SHORT TASK: In the listing below, pick out lines with "erwarten".

** BEGIN DATA FOR THIS TASK **

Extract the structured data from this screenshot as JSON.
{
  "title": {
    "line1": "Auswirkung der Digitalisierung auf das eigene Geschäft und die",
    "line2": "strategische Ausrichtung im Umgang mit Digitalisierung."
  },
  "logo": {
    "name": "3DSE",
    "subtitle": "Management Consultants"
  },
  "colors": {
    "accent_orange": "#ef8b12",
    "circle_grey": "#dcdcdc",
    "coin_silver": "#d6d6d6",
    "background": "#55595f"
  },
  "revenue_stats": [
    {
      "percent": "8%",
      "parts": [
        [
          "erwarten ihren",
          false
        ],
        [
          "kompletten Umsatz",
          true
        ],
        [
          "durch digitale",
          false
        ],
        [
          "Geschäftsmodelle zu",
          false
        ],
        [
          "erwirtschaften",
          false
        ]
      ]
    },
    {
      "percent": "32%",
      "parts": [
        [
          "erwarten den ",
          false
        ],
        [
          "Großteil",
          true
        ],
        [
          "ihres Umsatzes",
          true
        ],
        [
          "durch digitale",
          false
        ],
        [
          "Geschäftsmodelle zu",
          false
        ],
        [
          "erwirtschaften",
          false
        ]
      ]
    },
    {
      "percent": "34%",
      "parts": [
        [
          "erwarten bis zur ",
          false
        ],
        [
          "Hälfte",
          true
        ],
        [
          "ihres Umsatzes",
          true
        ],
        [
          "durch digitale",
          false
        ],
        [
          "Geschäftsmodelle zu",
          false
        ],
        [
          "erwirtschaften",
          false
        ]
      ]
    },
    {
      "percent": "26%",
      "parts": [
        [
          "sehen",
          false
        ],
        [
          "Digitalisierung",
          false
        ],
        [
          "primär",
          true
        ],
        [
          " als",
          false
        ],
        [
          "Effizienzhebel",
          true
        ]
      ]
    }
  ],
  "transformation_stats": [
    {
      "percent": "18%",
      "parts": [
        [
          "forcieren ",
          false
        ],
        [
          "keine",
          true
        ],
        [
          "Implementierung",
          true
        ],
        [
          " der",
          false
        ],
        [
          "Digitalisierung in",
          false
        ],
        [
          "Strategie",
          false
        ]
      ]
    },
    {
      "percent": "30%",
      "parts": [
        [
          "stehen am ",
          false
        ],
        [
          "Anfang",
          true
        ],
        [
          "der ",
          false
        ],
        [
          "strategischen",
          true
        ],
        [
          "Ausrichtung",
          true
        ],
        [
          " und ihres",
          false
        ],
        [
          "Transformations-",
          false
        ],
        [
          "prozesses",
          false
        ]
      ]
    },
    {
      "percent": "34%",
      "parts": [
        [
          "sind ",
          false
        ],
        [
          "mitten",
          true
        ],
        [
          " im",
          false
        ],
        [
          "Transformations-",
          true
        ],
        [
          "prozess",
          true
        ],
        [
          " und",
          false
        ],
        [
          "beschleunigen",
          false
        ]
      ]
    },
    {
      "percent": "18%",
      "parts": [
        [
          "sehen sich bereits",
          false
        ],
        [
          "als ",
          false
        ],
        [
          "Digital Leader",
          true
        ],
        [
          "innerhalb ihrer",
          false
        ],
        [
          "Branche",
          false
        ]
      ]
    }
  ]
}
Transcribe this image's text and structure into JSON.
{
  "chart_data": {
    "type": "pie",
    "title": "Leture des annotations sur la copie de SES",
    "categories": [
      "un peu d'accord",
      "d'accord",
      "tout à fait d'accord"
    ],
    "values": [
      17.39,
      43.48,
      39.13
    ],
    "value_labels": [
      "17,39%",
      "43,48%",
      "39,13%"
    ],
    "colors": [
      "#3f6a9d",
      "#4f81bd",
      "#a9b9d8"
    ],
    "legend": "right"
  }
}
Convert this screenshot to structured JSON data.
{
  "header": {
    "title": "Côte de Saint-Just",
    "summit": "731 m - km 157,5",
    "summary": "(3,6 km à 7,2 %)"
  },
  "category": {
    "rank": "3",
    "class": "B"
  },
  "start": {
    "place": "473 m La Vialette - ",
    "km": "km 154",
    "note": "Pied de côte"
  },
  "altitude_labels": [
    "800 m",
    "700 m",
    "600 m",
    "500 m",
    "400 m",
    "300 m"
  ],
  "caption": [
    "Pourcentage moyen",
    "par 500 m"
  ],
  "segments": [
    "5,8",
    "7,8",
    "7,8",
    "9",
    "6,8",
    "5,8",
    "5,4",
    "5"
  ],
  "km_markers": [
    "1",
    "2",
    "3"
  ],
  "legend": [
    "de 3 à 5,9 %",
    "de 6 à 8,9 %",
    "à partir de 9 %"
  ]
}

** END DATA FOR THIS TASK **

SOLUTION TO THE PROBLEM:
          "erwarten ihren",
          "erwarten den ",
          "erwarten bis zur ",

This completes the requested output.